▶ [Aim]: Leave the pictures out. Return all other data exactly.

^^^^

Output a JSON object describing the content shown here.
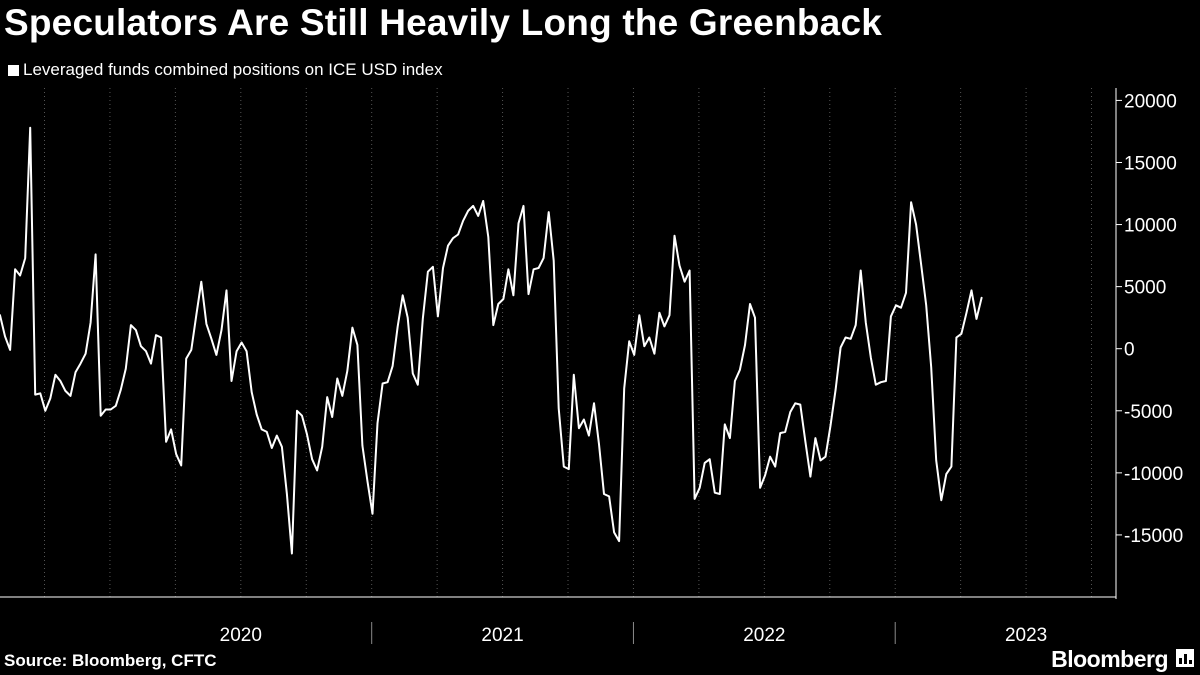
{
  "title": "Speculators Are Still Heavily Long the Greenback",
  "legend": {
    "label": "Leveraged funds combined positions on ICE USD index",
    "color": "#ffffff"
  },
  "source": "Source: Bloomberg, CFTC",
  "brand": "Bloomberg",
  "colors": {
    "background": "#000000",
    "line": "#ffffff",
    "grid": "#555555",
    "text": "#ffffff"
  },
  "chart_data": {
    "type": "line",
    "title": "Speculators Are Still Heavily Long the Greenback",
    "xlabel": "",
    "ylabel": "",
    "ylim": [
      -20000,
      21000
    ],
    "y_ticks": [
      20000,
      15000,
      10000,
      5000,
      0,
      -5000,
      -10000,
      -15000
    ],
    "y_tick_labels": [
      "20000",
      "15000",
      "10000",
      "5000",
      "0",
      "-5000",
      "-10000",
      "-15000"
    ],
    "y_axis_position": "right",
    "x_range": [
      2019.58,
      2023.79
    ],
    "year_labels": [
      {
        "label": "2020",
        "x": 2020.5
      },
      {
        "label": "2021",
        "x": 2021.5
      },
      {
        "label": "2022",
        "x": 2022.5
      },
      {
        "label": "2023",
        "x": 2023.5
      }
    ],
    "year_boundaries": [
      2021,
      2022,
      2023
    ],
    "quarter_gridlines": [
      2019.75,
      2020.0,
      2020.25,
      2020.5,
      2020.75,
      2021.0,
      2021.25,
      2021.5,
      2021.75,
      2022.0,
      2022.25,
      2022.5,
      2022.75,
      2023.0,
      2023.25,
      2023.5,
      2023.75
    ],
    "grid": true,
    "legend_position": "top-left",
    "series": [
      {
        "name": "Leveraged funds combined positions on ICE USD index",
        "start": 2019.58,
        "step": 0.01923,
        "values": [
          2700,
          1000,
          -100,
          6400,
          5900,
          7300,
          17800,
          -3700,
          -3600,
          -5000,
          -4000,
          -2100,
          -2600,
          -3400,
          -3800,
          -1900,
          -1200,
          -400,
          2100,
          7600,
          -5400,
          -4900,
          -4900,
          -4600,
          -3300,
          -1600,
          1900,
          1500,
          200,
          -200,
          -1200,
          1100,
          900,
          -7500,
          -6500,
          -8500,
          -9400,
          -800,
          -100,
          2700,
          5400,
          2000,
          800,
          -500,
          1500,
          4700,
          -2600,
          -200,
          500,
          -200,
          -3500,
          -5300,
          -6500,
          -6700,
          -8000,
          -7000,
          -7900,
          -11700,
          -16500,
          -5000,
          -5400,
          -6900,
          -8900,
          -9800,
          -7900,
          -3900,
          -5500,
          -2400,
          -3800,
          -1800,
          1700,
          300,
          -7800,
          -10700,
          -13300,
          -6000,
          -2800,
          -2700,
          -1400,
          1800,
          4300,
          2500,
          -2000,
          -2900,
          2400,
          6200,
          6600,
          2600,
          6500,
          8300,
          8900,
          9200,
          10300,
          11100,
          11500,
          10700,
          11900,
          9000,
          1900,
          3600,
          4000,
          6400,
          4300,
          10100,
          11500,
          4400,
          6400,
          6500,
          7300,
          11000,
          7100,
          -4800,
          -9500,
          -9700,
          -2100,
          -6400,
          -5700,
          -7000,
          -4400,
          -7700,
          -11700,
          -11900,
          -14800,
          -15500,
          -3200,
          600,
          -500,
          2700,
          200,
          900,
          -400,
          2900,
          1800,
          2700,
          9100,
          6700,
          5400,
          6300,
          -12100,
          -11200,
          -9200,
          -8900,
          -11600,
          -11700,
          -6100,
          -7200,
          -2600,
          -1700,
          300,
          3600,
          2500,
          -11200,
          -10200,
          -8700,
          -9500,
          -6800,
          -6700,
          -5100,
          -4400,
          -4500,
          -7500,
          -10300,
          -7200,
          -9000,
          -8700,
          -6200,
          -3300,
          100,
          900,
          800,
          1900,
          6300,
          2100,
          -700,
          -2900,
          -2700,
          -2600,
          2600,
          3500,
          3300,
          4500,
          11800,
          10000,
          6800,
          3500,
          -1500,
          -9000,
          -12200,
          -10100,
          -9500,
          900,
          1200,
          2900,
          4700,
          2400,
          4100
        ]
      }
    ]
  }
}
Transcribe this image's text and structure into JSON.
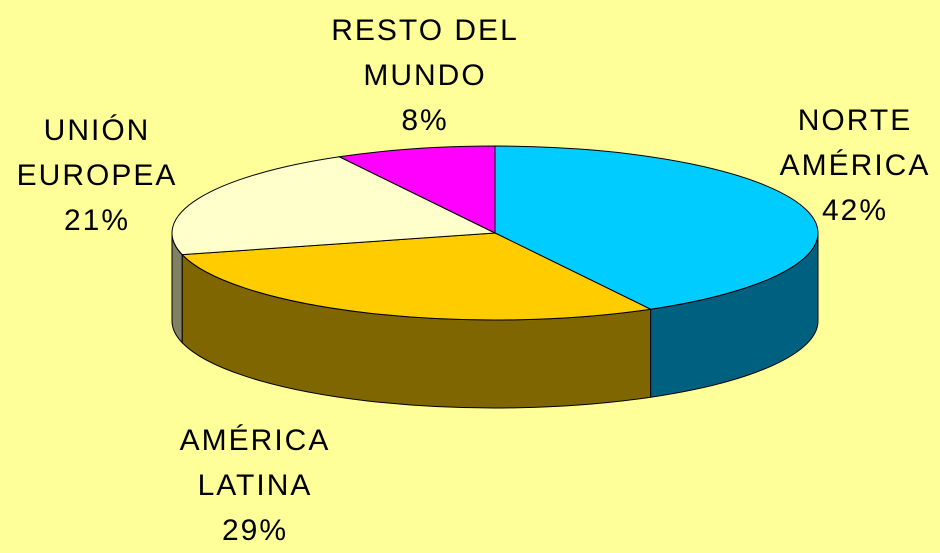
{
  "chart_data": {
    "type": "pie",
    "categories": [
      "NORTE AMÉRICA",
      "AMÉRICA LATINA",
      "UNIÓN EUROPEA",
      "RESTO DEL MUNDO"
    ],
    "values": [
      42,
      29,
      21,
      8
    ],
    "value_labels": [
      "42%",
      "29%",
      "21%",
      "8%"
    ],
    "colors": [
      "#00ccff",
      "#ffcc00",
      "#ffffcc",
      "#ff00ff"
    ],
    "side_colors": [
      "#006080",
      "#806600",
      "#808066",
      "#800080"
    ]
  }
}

^^^^

▶ [Written response]:
Output a JSON object describing the content shown here.
{
  "title": "Speculators Are Still Heavily Long the Greenback",
  "legend": {
    "label": "Leveraged funds combined positions on ICE USD index",
    "color": "#ffffff"
  },
  "source": "Source: Bloomberg, CFTC",
  "brand": "Bloomberg",
  "colors": {
    "background": "#000000",
    "line": "#ffffff",
    "grid": "#555555",
    "text": "#ffffff"
  },
  "chart_data": {
    "type": "line",
    "title": "Speculators Are Still Heavily Long the Greenback",
    "xlabel": "",
    "ylabel": "",
    "ylim": [
      -20000,
      21000
    ],
    "y_ticks": [
      20000,
      15000,
      10000,
      5000,
      0,
      -5000,
      -10000,
      -15000
    ],
    "y_tick_labels": [
      "20000",
      "15000",
      "10000",
      "5000",
      "0",
      "-5000",
      "-10000",
      "-15000"
    ],
    "y_axis_position": "right",
    "x_range": [
      2019.58,
      2023.79
    ],
    "year_labels": [
      {
        "label": "2020",
        "x": 2020.5
      },
      {
        "label": "2021",
        "x": 2021.5
      },
      {
        "label": "2022",
        "x": 2022.5
      },
      {
        "label": "2023",
        "x": 2023.5
      }
    ],
    "year_boundaries": [
      2021,
      2022,
      2023
    ],
    "quarter_gridlines": [
      2019.75,
      2020.0,
      2020.25,
      2020.5,
      2020.75,
      2021.0,
      2021.25,
      2021.5,
      2021.75,
      2022.0,
      2022.25,
      2022.5,
      2022.75,
      2023.0,
      2023.25,
      2023.5,
      2023.75
    ],
    "grid": true,
    "legend_position": "top-left",
    "series": [
      {
        "name": "Leveraged funds combined positions on ICE USD index",
        "start": 2019.58,
        "step": 0.01923,
        "values": [
          2700,
          1000,
          -100,
          6400,
          5900,
          7300,
          17800,
          -3700,
          -3600,
          -5000,
          -4000,
          -2100,
          -2600,
          -3400,
          -3800,
          -1900,
          -1200,
          -400,
          2100,
          7600,
          -5400,
          -4900,
          -4900,
          -4600,
          -3300,
          -1600,
          1900,
          1500,
          200,
          -200,
          -1200,
          1100,
          900,
          -7500,
          -6500,
          -8500,
          -9400,
          -800,
          -100,
          2700,
          5400,
          2000,
          800,
          -500,
          1500,
          4700,
          -2600,
          -200,
          500,
          -200,
          -3500,
          -5300,
          -6500,
          -6700,
          -8000,
          -7000,
          -7900,
          -11700,
          -16500,
          -5000,
          -5400,
          -6900,
          -8900,
          -9800,
          -7900,
          -3900,
          -5500,
          -2400,
          -3800,
          -1800,
          1700,
          300,
          -7800,
          -10700,
          -13300,
          -6000,
          -2800,
          -2700,
          -1400,
          1800,
          4300,
          2500,
          -2000,
          -2900,
          2400,
          6200,
          6600,
          2600,
          6500,
          8300,
          8900,
          9200,
          10300,
          11100,
          11500,
          10700,
          11900,
          9000,
          1900,
          3600,
          4000,
          6400,
          4300,
          10100,
          11500,
          4400,
          6400,
          6500,
          7300,
          11000,
          7100,
          -4800,
          -9500,
          -9700,
          -2100,
          -6400,
          -5700,
          -7000,
          -4400,
          -7700,
          -11700,
          -11900,
          -14800,
          -15500,
          -3200,
          600,
          -500,
          2700,
          200,
          900,
          -400,
          2900,
          1800,
          2700,
          9100,
          6700,
          5400,
          6300,
          -12100,
          -11200,
          -9200,
          -8900,
          -11600,
          -11700,
          -6100,
          -7200,
          -2600,
          -1700,
          300,
          3600,
          2500,
          -11200,
          -10200,
          -8700,
          -9500,
          -6800,
          -6700,
          -5100,
          -4400,
          -4500,
          -7500,
          -10300,
          -7200,
          -9000,
          -8700,
          -6200,
          -3300,
          100,
          900,
          800,
          1900,
          6300,
          2100,
          -700,
          -2900,
          -2700,
          -2600,
          2600,
          3500,
          3300,
          4500,
          11800,
          10000,
          6800,
          3500,
          -1500,
          -9000,
          -12200,
          -10100,
          -9500,
          900,
          1200,
          2900,
          4700,
          2400,
          4100
        ]
      }
    ]
  }
}
Transcribe this image's text and structure into JSON.
{
  "chart_data": {
    "type": "pie",
    "categories": [
      "NORTE AMÉRICA",
      "AMÉRICA LATINA",
      "UNIÓN EUROPEA",
      "RESTO DEL MUNDO"
    ],
    "values": [
      42,
      29,
      21,
      8
    ],
    "value_labels": [
      "42%",
      "29%",
      "21%",
      "8%"
    ],
    "colors": [
      "#00ccff",
      "#ffcc00",
      "#ffffcc",
      "#ff00ff"
    ],
    "side_colors": [
      "#006080",
      "#806600",
      "#808066",
      "#800080"
    ]
  }
}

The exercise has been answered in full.